**What you should do:**
Identify the lines that contain the word "Mask", then copy them.

**Exercise materials:**
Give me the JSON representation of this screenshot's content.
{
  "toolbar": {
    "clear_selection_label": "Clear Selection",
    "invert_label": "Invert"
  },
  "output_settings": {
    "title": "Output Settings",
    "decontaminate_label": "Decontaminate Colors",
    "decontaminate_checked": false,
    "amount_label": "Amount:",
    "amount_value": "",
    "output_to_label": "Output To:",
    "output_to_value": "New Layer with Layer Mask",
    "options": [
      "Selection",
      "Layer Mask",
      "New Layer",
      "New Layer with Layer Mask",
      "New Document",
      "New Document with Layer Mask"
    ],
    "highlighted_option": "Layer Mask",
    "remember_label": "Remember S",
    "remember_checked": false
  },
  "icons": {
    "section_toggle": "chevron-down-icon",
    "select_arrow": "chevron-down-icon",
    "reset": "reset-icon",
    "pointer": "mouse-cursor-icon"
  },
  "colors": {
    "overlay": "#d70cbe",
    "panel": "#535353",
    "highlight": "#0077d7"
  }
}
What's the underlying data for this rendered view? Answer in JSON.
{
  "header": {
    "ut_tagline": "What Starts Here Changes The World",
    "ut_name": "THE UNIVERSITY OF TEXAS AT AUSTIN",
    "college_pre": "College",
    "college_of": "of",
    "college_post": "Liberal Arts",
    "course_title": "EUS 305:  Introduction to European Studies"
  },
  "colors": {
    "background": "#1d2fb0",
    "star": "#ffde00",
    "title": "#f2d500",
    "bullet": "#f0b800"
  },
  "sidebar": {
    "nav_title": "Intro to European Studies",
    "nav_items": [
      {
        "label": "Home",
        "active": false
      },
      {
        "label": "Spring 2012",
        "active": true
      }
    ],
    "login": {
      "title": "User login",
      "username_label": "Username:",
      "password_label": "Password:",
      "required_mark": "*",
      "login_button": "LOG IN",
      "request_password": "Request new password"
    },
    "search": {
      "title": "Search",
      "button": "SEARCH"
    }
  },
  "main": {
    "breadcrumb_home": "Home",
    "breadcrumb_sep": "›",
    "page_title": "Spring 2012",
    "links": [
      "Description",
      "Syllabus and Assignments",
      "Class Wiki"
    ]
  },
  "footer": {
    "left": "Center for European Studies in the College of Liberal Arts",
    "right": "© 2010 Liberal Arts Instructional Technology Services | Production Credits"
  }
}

**The completed task:**
    "output_to_value": "New Layer with Layer Mask",
      "Layer Mask",
      "New Layer with Layer Mask",
      "New Document with Layer Mask"
    "highlighted_option": "Layer Mask",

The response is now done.